YOUR OBJECTIVE:
In the entries below, count the lines holding "fees". Reply with the number only.

[Stored entries]
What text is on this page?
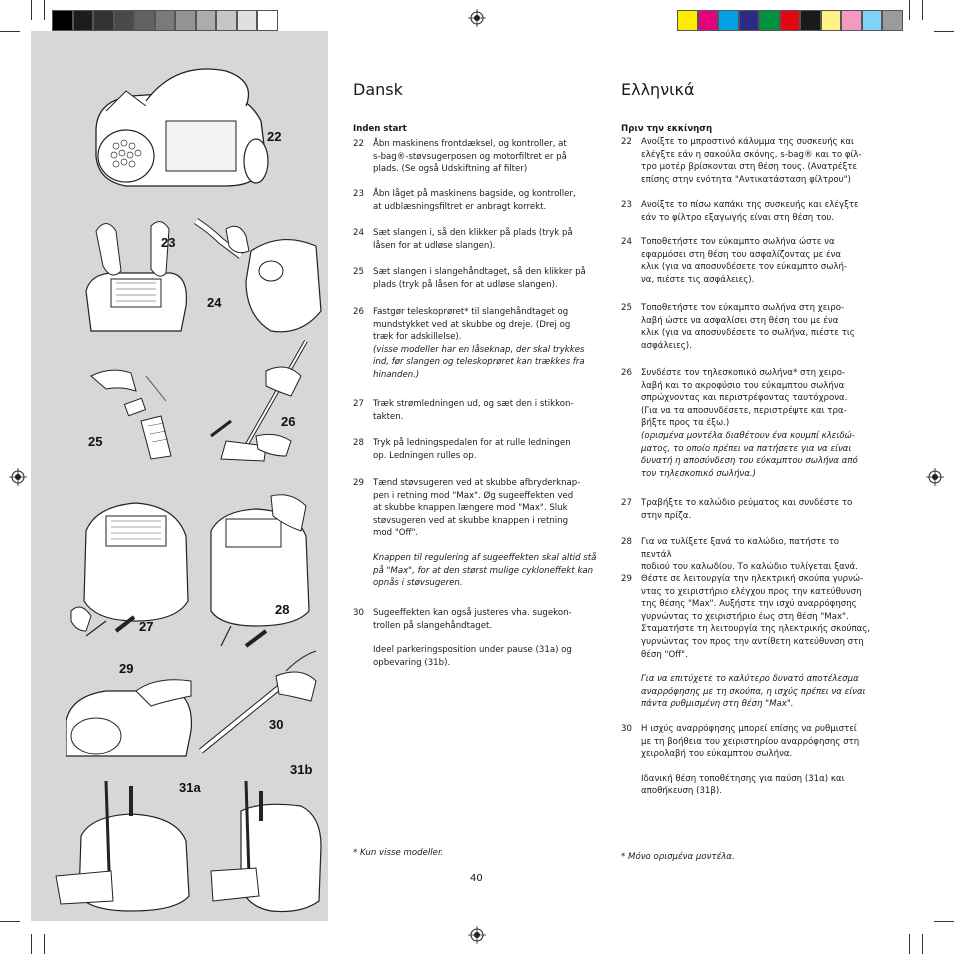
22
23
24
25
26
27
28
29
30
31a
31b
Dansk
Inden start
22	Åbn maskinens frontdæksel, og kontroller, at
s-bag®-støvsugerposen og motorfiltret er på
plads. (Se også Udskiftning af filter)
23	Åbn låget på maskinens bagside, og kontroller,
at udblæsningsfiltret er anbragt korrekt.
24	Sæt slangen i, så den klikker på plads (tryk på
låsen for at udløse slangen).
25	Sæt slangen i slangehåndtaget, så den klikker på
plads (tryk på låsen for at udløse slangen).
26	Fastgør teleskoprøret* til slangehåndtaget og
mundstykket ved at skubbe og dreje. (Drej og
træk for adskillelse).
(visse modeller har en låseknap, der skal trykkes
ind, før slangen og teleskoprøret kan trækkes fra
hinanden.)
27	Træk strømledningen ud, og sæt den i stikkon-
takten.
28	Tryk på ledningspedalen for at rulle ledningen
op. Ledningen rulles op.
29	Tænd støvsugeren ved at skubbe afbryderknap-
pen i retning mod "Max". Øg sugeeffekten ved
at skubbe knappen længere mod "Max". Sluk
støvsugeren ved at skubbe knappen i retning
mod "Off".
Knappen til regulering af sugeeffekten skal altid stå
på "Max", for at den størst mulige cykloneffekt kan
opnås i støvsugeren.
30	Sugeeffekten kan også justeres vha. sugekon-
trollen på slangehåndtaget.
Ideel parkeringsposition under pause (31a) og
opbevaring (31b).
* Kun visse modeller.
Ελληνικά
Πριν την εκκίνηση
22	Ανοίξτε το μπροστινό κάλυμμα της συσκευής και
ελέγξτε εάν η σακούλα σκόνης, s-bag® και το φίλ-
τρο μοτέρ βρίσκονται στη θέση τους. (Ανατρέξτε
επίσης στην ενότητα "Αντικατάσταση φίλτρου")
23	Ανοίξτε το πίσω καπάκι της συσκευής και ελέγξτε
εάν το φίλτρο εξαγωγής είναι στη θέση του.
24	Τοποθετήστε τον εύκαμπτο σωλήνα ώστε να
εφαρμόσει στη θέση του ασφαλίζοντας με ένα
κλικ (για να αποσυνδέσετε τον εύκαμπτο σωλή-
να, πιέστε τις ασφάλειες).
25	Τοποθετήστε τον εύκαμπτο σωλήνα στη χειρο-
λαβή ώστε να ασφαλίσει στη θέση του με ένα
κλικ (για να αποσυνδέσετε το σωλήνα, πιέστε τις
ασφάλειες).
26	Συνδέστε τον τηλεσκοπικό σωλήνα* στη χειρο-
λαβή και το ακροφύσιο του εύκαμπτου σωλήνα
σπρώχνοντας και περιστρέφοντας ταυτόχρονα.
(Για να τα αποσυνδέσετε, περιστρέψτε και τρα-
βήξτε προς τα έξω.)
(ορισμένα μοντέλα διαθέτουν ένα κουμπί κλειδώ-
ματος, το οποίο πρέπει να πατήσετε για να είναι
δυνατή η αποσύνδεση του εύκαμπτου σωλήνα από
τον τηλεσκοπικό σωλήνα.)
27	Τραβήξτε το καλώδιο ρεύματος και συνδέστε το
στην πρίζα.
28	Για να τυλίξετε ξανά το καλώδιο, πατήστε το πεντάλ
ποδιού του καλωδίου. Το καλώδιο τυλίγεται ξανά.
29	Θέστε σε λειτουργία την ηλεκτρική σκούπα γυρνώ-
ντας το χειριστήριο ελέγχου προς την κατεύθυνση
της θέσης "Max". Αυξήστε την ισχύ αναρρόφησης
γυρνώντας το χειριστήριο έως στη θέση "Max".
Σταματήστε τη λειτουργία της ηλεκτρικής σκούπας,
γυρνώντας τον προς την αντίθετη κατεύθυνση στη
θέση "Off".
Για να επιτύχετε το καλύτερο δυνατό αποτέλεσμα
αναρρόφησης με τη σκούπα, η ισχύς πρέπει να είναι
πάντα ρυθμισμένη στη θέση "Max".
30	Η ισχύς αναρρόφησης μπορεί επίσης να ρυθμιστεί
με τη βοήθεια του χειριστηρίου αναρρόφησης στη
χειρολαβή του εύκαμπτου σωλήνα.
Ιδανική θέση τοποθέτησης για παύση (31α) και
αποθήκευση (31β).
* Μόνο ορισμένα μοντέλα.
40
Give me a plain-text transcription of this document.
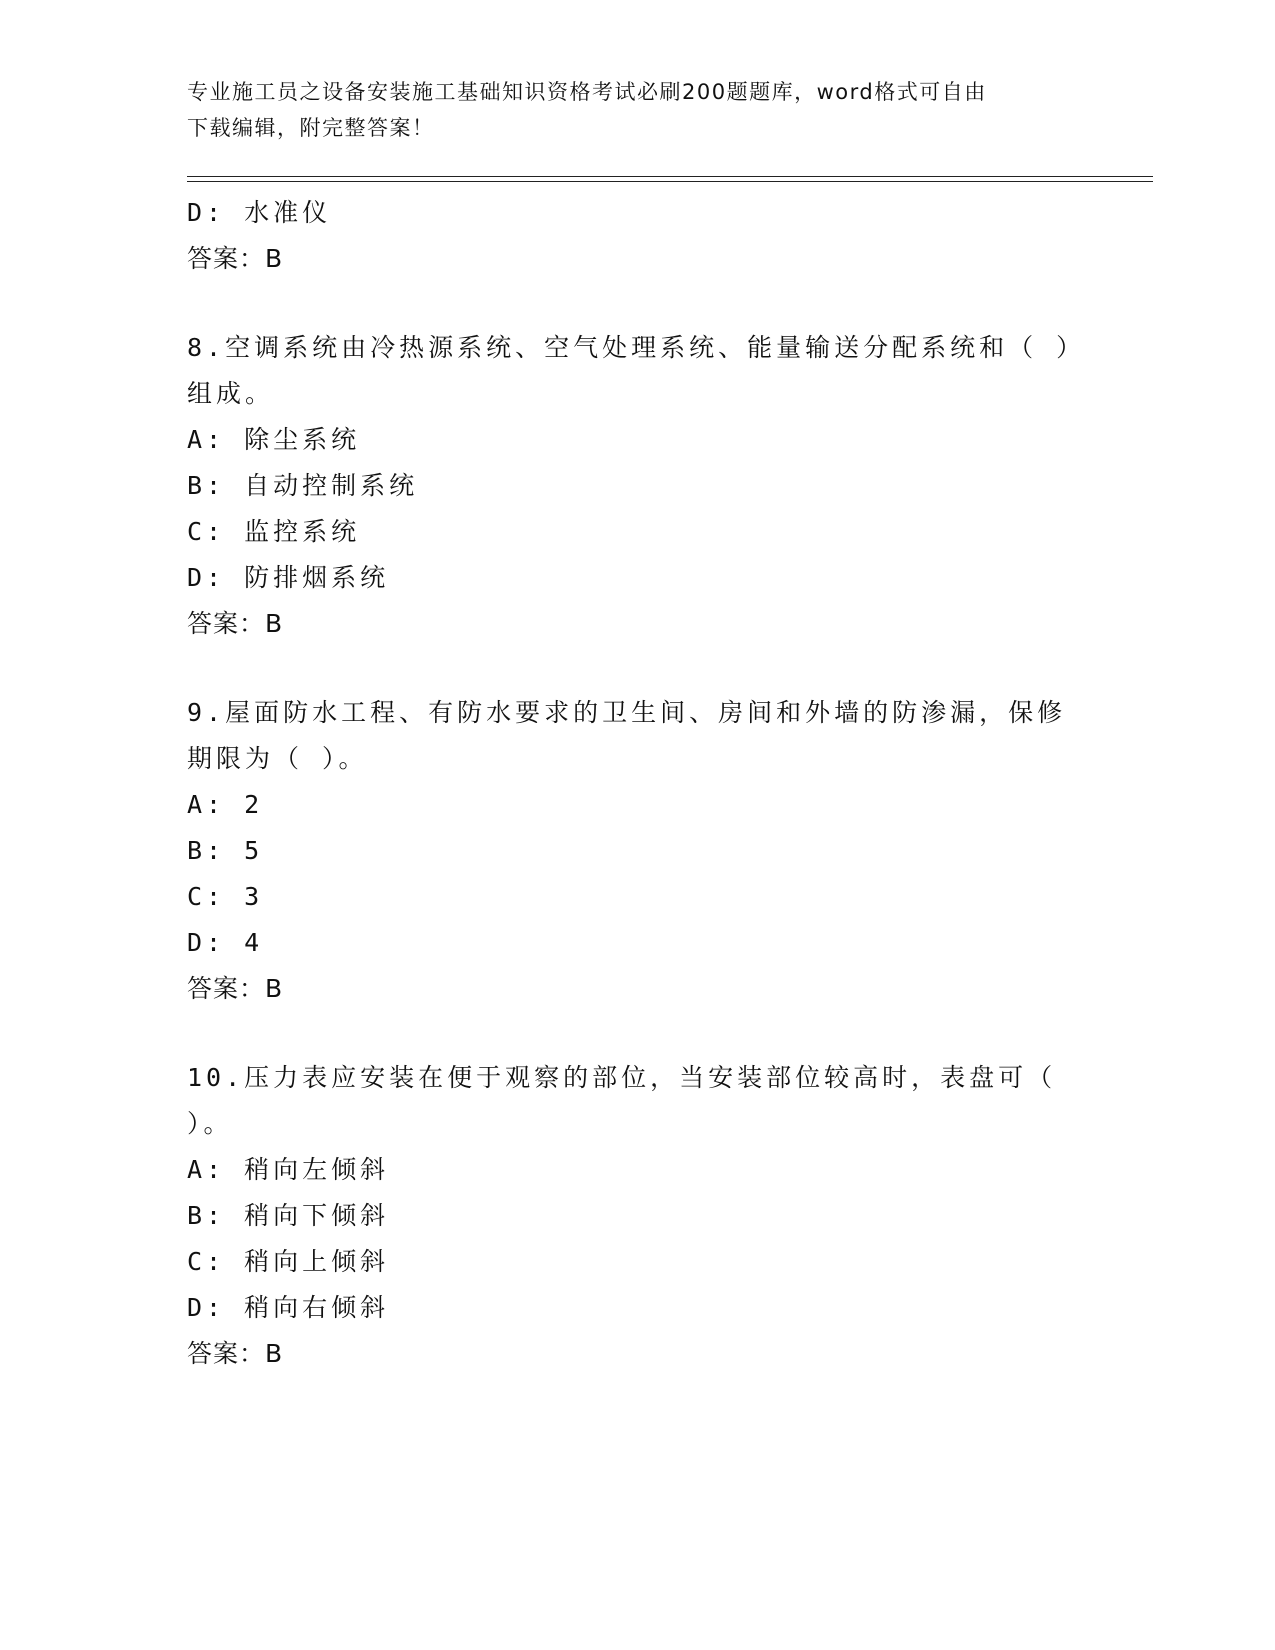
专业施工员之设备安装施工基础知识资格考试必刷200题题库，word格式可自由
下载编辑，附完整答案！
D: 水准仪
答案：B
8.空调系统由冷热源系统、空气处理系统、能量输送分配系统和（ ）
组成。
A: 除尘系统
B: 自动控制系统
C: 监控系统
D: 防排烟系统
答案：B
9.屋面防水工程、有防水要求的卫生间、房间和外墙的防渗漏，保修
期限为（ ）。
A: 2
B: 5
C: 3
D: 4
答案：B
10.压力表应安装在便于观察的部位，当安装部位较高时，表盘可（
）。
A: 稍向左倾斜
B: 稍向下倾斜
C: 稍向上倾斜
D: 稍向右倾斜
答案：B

* * *

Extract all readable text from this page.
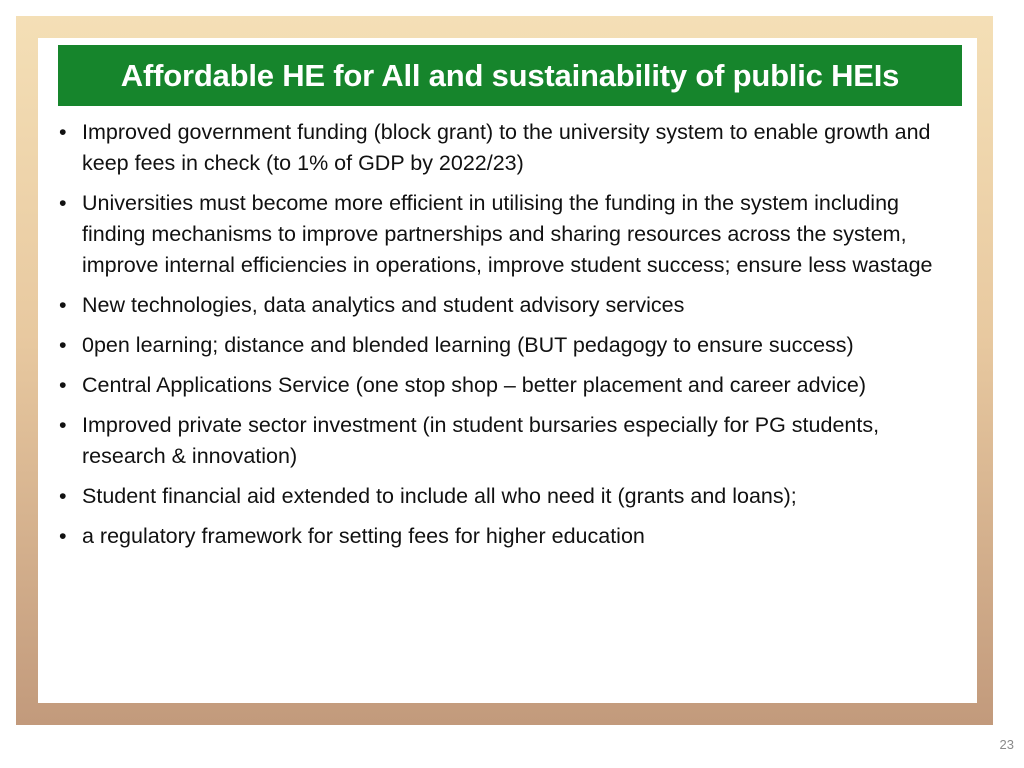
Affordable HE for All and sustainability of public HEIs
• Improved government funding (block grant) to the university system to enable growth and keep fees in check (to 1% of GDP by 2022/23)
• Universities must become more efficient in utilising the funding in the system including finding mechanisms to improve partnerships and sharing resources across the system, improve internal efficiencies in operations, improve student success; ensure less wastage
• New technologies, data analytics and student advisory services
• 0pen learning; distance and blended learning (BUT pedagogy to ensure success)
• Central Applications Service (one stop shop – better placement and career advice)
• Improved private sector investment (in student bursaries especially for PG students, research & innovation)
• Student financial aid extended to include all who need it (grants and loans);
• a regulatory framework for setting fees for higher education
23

---

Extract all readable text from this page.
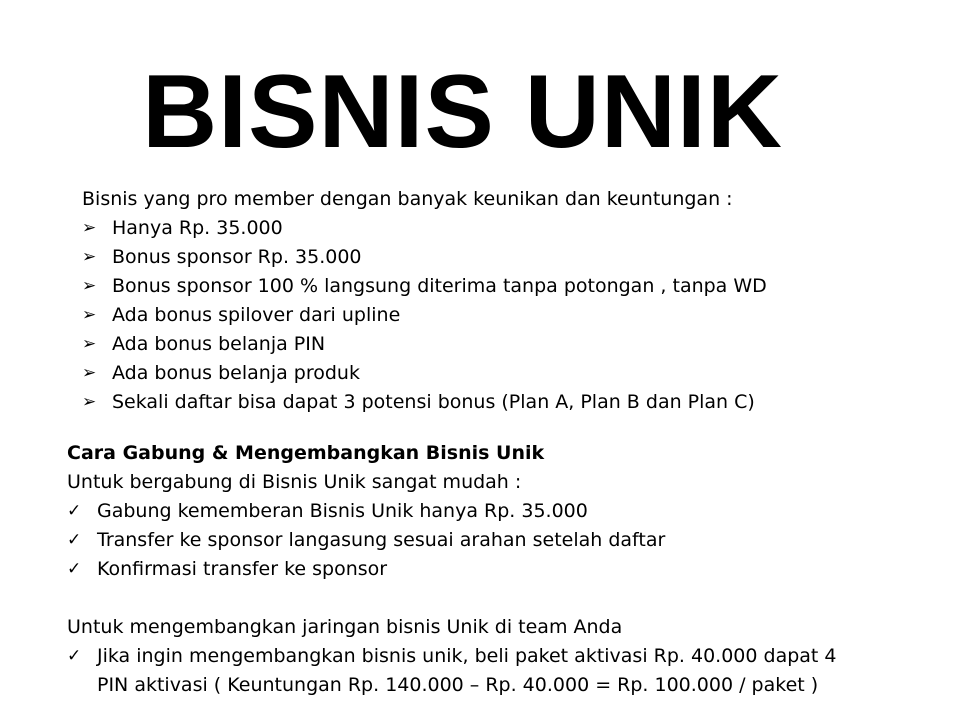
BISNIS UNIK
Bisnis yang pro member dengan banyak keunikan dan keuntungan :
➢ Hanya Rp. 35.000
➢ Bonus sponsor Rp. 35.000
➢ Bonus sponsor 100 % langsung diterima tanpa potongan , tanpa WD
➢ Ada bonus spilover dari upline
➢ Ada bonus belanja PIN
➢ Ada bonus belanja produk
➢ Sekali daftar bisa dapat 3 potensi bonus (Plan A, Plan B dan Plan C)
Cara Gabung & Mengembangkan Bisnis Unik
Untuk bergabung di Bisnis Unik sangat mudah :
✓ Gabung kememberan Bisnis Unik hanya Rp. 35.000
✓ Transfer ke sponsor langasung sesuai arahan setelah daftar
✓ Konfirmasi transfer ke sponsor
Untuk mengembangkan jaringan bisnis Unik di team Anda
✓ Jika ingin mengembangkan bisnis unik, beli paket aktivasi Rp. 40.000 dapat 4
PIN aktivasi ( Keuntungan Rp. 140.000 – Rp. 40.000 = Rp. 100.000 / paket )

RESULT FOR THIS TASK:
2